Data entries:
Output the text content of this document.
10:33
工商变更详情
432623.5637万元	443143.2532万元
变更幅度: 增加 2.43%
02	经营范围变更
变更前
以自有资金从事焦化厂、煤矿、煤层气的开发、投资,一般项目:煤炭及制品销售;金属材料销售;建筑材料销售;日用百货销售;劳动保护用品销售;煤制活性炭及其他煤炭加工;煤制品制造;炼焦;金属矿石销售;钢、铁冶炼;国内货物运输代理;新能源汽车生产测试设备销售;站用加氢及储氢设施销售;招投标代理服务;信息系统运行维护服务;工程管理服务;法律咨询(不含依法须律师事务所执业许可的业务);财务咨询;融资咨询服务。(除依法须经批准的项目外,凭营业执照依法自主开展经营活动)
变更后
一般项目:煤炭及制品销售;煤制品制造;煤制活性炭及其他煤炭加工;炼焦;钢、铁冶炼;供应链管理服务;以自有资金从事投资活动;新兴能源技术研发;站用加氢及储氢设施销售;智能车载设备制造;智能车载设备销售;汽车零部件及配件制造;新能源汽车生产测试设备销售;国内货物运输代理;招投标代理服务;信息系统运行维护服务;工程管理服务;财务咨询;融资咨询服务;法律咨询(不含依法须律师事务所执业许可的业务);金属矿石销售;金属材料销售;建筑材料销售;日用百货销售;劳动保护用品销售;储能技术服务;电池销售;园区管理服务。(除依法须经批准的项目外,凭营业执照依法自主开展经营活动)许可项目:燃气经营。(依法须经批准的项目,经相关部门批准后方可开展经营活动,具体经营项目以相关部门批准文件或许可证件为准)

--

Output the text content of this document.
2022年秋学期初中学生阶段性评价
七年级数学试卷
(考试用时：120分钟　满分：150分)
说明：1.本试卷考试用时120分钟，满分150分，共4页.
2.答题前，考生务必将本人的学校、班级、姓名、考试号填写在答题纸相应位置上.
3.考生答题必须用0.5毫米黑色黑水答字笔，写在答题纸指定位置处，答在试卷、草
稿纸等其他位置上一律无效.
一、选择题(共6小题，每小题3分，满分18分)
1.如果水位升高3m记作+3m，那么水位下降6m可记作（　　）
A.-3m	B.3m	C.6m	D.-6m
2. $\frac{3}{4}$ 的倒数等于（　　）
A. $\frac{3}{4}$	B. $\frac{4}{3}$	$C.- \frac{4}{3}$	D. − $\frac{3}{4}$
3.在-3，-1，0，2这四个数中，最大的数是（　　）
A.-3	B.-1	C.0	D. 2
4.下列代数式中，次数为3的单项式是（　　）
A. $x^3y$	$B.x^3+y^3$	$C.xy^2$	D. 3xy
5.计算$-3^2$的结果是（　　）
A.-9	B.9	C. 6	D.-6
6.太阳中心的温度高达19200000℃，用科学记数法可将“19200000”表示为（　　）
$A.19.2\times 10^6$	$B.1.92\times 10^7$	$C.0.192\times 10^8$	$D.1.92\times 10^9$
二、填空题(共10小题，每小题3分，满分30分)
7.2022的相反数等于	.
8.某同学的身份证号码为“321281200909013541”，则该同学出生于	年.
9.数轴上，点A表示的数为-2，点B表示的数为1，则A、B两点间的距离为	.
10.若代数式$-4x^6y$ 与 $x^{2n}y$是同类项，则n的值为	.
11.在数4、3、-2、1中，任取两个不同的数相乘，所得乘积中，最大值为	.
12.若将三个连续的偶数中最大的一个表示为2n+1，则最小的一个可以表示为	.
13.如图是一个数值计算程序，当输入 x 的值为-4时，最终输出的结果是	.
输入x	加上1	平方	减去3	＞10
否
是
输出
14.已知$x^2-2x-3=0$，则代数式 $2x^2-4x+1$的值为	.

* * *

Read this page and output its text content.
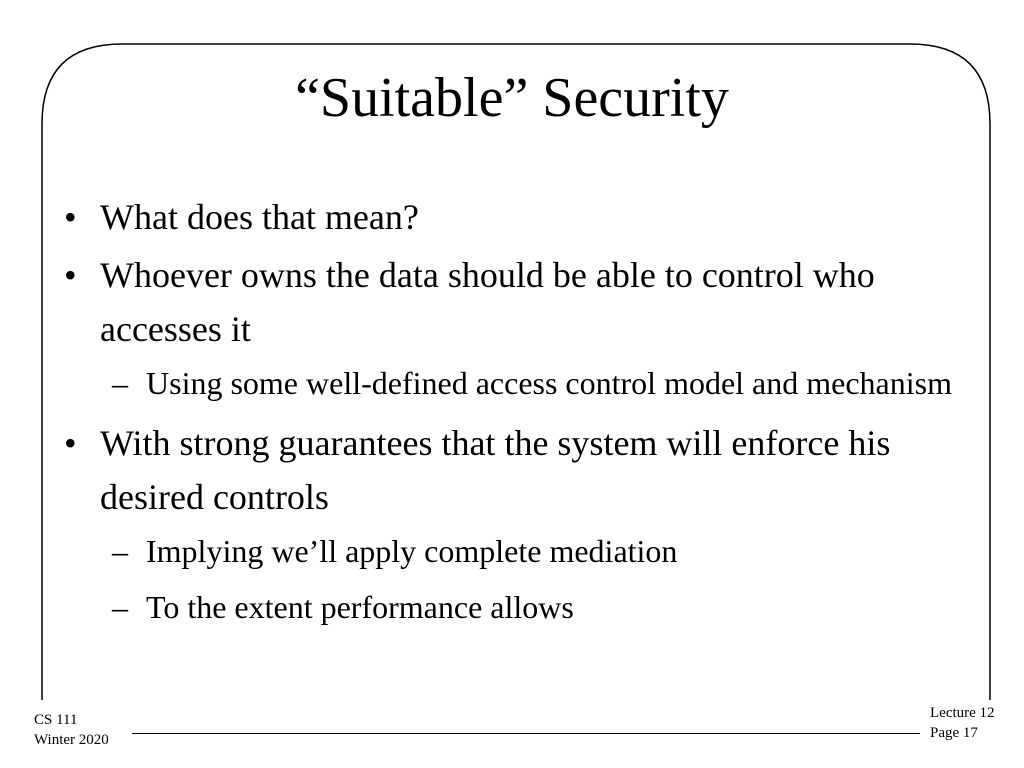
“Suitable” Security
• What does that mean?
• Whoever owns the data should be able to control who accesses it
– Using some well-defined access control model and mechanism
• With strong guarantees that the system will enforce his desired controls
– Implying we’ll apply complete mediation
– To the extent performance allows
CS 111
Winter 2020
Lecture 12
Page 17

**REQUIRED TASK:** Identify and copy all lines with the word "融资咨询服务".

**FULL RESPONSE:**
以自有资金从事焦化厂、煤矿、煤层气的开发、投资,一般项目:煤炭及制品销售;金属材料销售;建筑材料销售;日用百货销售;劳动保护用品销售;煤制活性炭及其他煤炭加工;煤制品制造;炼焦;金属矿石销售;钢、铁冶炼;国内货物运输代理;新能源汽车生产测试设备销售;站用加氢及储氢设施销售;招投标代理服务;信息系统运行维护服务;工程管理服务;法律咨询(不含依法须律师事务所执业许可的业务);财务咨询;融资咨询服务。(除依法须经批准的项目外,凭营业执照依法自主开展经营活动)
一般项目:煤炭及制品销售;煤制品制造;煤制活性炭及其他煤炭加工;炼焦;钢、铁冶炼;供应链管理服务;以自有资金从事投资活动;新兴能源技术研发;站用加氢及储氢设施销售;智能车载设备制造;智能车载设备销售;汽车零部件及配件制造;新能源汽车生产测试设备销售;国内货物运输代理;招投标代理服务;信息系统运行维护服务;工程管理服务;财务咨询;融资咨询服务;法律咨询(不含依法须律师事务所执业许可的业务);金属矿石销售;金属材料销售;建筑材料销售;日用百货销售;劳动保护用品销售;储能技术服务;电池销售;园区管理服务。(除依法须经批准的项目外,凭营业执照依法自主开展经营活动)许可项目:燃气经营。(依法须经批准的项目,经相关部门批准后方可开展经营活动,具体经营项目以相关部门批准文件或许可证件为准)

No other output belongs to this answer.